___ Material for this task

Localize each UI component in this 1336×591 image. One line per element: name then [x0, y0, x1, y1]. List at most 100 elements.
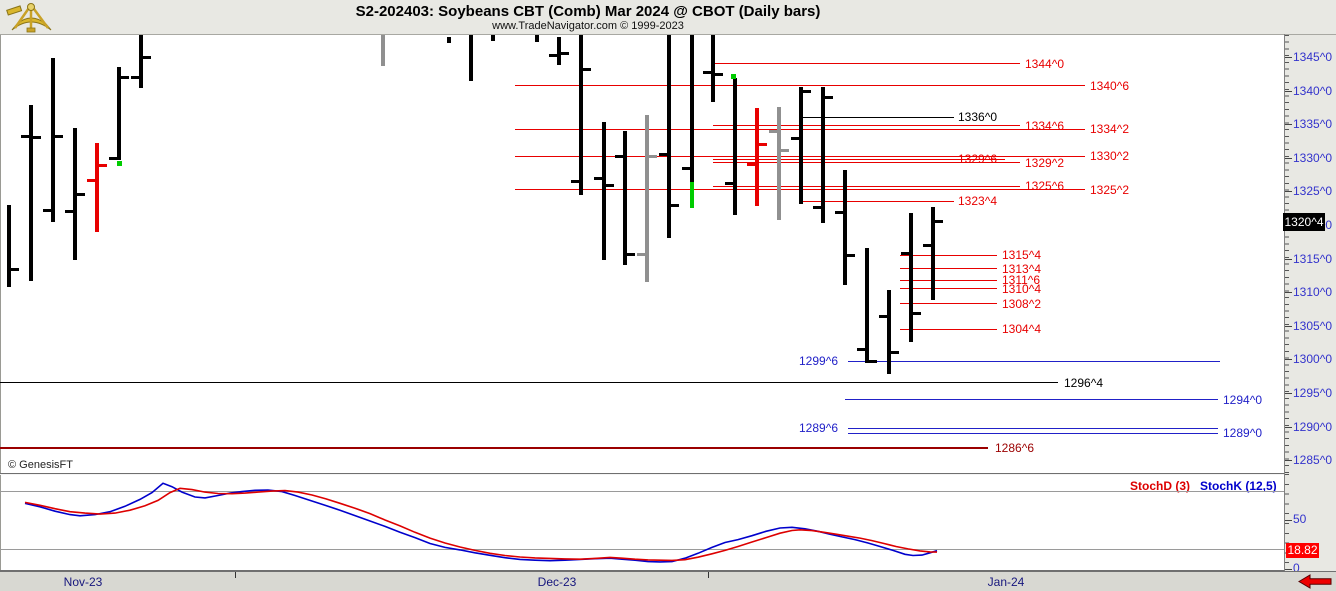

______
___ Material for this task

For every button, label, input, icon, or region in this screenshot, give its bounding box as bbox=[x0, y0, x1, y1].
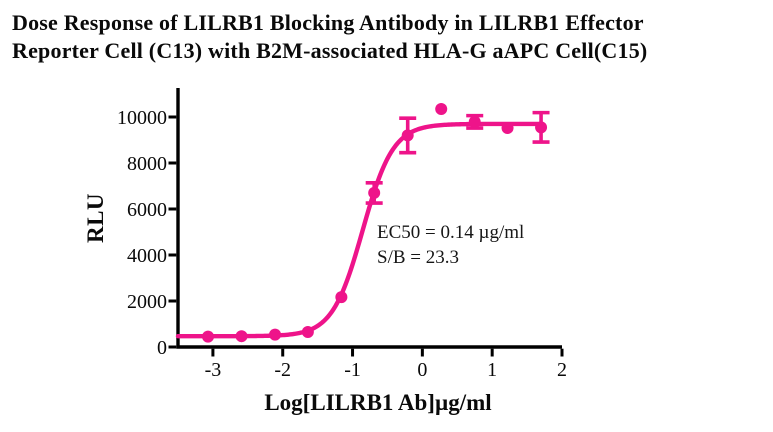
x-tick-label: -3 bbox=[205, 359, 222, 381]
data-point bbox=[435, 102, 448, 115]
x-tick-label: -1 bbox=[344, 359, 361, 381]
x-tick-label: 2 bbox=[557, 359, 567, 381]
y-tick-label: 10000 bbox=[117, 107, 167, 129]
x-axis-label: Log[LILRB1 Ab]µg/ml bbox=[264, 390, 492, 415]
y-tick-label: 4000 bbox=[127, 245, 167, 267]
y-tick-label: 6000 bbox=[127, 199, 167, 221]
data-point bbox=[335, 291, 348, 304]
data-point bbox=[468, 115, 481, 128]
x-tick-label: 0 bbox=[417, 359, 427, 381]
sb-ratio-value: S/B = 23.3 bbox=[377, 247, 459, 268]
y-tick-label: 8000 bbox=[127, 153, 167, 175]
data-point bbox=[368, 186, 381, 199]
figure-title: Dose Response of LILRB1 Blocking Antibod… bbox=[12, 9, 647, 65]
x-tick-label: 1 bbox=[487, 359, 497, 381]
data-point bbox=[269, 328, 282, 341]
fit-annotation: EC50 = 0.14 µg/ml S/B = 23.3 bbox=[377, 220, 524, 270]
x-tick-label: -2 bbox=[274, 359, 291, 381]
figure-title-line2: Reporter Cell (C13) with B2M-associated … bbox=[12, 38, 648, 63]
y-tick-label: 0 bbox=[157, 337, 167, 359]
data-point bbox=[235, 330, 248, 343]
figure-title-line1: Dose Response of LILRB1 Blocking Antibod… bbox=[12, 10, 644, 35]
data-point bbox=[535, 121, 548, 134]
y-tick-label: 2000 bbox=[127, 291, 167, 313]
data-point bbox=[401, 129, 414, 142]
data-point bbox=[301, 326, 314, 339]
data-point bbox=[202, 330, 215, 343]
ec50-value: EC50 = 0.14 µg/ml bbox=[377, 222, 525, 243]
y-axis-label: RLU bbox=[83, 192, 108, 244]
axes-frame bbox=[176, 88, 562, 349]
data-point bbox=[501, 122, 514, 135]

______
___ Material for this task

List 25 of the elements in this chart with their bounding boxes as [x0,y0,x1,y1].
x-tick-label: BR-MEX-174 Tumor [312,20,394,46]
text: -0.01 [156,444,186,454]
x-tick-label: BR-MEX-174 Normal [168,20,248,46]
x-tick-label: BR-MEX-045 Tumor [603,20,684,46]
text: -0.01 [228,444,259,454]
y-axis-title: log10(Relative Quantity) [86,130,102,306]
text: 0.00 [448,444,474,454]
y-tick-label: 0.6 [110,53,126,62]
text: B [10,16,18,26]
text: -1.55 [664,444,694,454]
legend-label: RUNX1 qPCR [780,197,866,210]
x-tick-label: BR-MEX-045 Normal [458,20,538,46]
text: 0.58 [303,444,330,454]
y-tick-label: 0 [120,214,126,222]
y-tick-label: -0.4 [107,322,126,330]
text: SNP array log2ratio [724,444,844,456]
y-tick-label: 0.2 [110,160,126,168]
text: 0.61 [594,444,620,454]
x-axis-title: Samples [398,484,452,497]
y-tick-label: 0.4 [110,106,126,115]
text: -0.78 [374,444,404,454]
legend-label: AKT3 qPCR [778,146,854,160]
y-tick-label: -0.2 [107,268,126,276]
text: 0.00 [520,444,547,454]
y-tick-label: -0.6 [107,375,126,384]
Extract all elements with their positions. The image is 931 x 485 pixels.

______

» **Exercise directions**
In the entries above, restate word for word the lines between the one holding "List 25 of the" and the one holding "Extract all elements", inclusive, and nothing besides.

» **Exercise answer**
List 25 of the elements in this chart with their bounding boxes as [x0,y0,x1,y1].
x-tick-label: BR-MEX-174 Tumor [312,20,394,46]
text: -0.01 [156,444,186,454]
x-tick-label: BR-MEX-174 Normal [168,20,248,46]
x-tick-label: BR-MEX-045 Tumor [603,20,684,46]
text: -0.01 [228,444,259,454]
y-axis-title: log10(Relative Quantity) [86,130,102,306]
text: 0.00 [448,444,474,454]
y-tick-label: 0.6 [110,53,126,62]
text: B [10,16,18,26]
text: -1.55 [664,444,694,454]
legend-label: RUNX1 qPCR [780,197,866,210]
x-tick-label: BR-MEX-045 Normal [458,20,538,46]
text: 0.58 [303,444,330,454]
y-tick-label: 0 [120,214,126,222]
y-tick-label: -0.4 [107,322,126,330]
text: SNP array log2ratio [724,444,844,456]
y-tick-label: 0.2 [110,160,126,168]
text: 0.61 [594,444,620,454]
x-axis-title: Samples [398,484,452,497]
y-tick-label: 0.4 [110,106,126,115]
text: -0.78 [374,444,404,454]
legend-label: AKT3 qPCR [778,146,854,160]
y-tick-label: -0.2 [107,268,126,276]
text: 0.00 [520,444,547,454]
y-tick-label: -0.6 [107,375,126,384]
Extract all elements with their positions. The image is 931 x 485 pixels.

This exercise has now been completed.